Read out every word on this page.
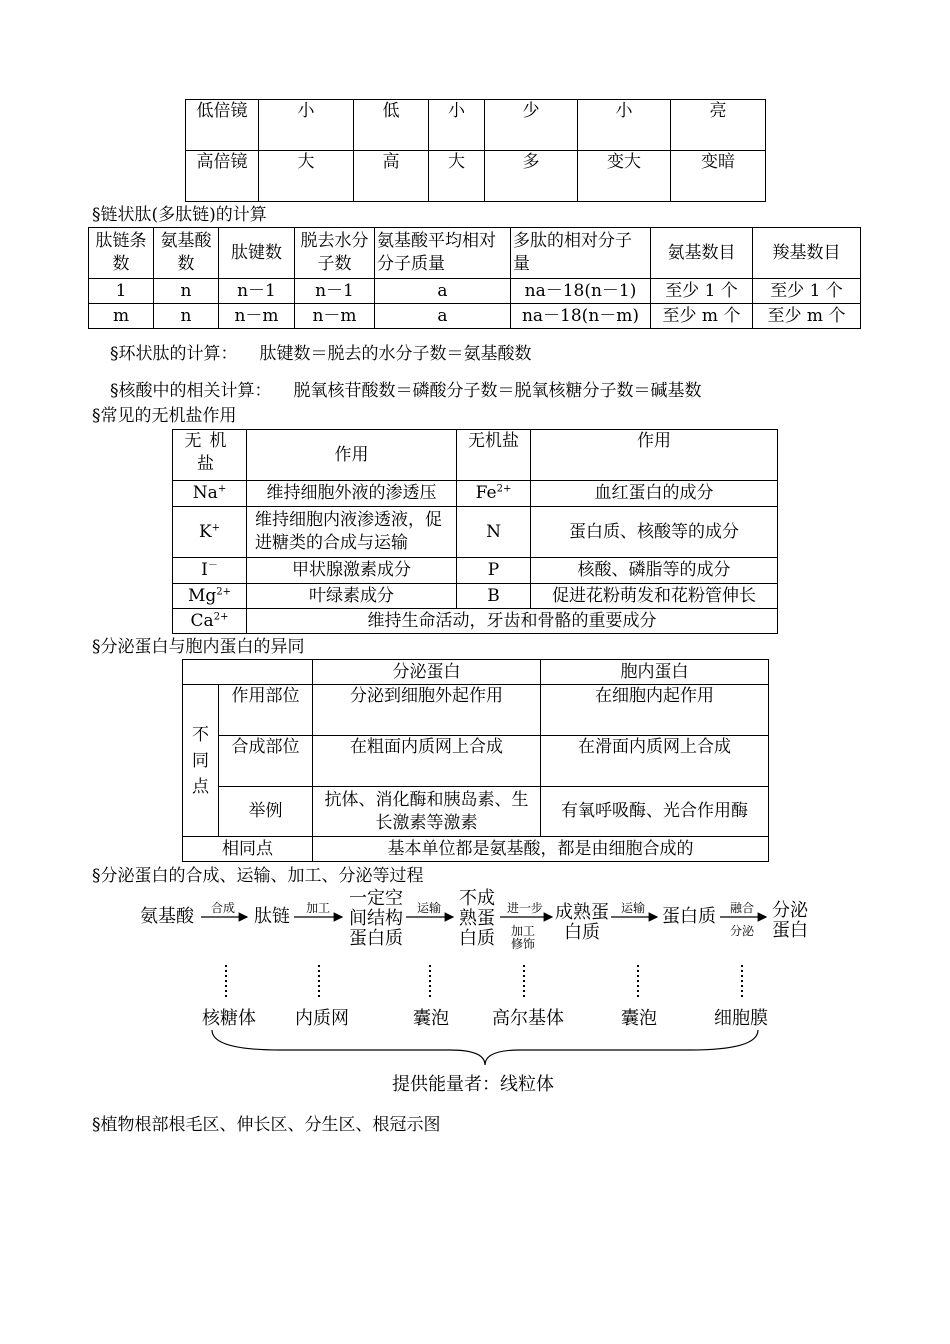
低倍镜	小	低	小	少	小	亮
高倍镜	大	高	大	多	变大	变暗
§链状肽(多肽链)的计算
肽链条数	氨基酸数	肽键数	脱去水分子数	氨基酸平均相对分子质量	多肽的相对分子量	氨基数目	羧基数目
1	n	n－1	n－1	a	na－18(n－1)	至少 1 个	至少 1 个
m	n	n－m	n－m	a	na－18(n－m)	至少 m 个	至少 m 个
§环状肽的计算： 肽键数＝脱去的水分子数＝氨基酸数
§核酸中的相关计算： 脱氧核苷酸数＝磷酸分子数＝脱氧核糖分子数＝碱基数
§常见的无机盐作用
无机盐	作用	无机盐	作用
Na+	维持细胞外液的渗透压	$Fe^{2+}$	血红蛋白的成分
K+	维持细胞内液渗透液，促进糖类的合成与运输	N	蛋白质、核酸等的成分
I－	甲状腺激素成分	P	核酸、磷脂等的成分
$Mg^{2+}$	叶绿素成分	B	促进花粉萌发和花粉管伸长
$Ca^{2+}$	维持生命活动，牙齿和骨骼的重要成分		
§分泌蛋白与胞内蛋白的异同
		分泌蛋白	胞内蛋白
不同点	作用部位	分泌到细胞外起作用	在细胞内起作用
	合成部位	在粗面内质网上合成	在滑面内质网上合成
	举例	抗体、消化酶和胰岛素、生长激素等激素	有氧呼吸酶、光合作用酶
相同点		基本单位都是氨基酸，都是由细胞合成的	
§分泌蛋白的合成、运输、加工、分泌等过程
氨基酸	肽链
一定空间结构蛋白质
不成熟蛋白质
成熟蛋白质
蛋白质	分泌蛋白
合成	加工	运输	进一步
加工修饰
运输	融合
分泌
核糖体 内质网	囊泡	高尔基体	囊泡	细胞膜
提供能量者：线粒体
§植物根部根毛区、伸长区、分生区、根冠示图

WHAT YOU ARE ASKED TO DO:
Pick out, from the lines above, every one that contains the string "氨基酸数".

EXERCISE OUTPUT:
肽链条数	氨基酸数	肽键数	脱去水分子数	氨基酸平均相对分子质量	多肽的相对分子量	氨基数目	羧基数目
§环状肽的计算： 肽键数＝脱去的水分子数＝氨基酸数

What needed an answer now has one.